## PROBLEM:
Take the entries below and print all of them exactly, please.

* begin DATASET EXTRACT *

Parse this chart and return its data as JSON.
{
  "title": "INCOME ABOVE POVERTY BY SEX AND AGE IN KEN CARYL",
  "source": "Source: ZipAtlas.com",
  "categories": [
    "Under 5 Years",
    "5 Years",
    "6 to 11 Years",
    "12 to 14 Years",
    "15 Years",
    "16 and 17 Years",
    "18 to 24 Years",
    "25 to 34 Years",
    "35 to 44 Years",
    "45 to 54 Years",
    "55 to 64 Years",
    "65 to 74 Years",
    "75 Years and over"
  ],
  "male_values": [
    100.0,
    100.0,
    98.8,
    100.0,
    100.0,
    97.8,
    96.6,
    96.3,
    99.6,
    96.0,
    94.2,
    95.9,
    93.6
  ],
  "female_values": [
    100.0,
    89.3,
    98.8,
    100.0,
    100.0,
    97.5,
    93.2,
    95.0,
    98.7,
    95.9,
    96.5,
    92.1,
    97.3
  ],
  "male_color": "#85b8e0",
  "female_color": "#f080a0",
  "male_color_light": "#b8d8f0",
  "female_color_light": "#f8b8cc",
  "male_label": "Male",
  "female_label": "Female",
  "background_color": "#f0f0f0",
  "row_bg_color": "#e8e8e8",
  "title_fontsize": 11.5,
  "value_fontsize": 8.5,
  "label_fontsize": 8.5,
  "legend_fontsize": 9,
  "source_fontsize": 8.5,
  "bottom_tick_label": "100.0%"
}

* end DATASET EXTRACT *

## SOLUTION TO THIS PROBLEM:
Parse this chart and return its data as JSON.
{
  "title": "INCOME ABOVE POVERTY BY SEX AND AGE IN KEN CARYL",
  "source": "Source: ZipAtlas.com",
  "categories": [
    "Under 5 Years",
    "5 Years",
    "6 to 11 Years",
    "12 to 14 Years",
    "15 Years",
    "16 and 17 Years",
    "18 to 24 Years",
    "25 to 34 Years",
    "35 to 44 Years",
    "45 to 54 Years",
    "55 to 64 Years",
    "65 to 74 Years",
    "75 Years and over"
  ],
  "male_values": [
    100.0,
    100.0,
    98.8,
    100.0,
    100.0,
    97.8,
    96.6,
    96.3,
    99.6,
    96.0,
    94.2,
    95.9,
    93.6
  ],
  "female_values": [
    100.0,
    89.3,
    98.8,
    100.0,
    100.0,
    97.5,
    93.2,
    95.0,
    98.7,
    95.9,
    96.5,
    92.1,
    97.3
  ],
  "male_color": "#85b8e0",
  "female_color": "#f080a0",
  "male_color_light": "#b8d8f0",
  "female_color_light": "#f8b8cc",
  "male_label": "Male",
  "female_label": "Female",
  "background_color": "#f0f0f0",
  "row_bg_color": "#e8e8e8",
  "title_fontsize": 11.5,
  "value_fontsize": 8.5,
  "label_fontsize": 8.5,
  "legend_fontsize": 9,
  "source_fontsize": 8.5,
  "bottom_tick_label": "100.0%"
}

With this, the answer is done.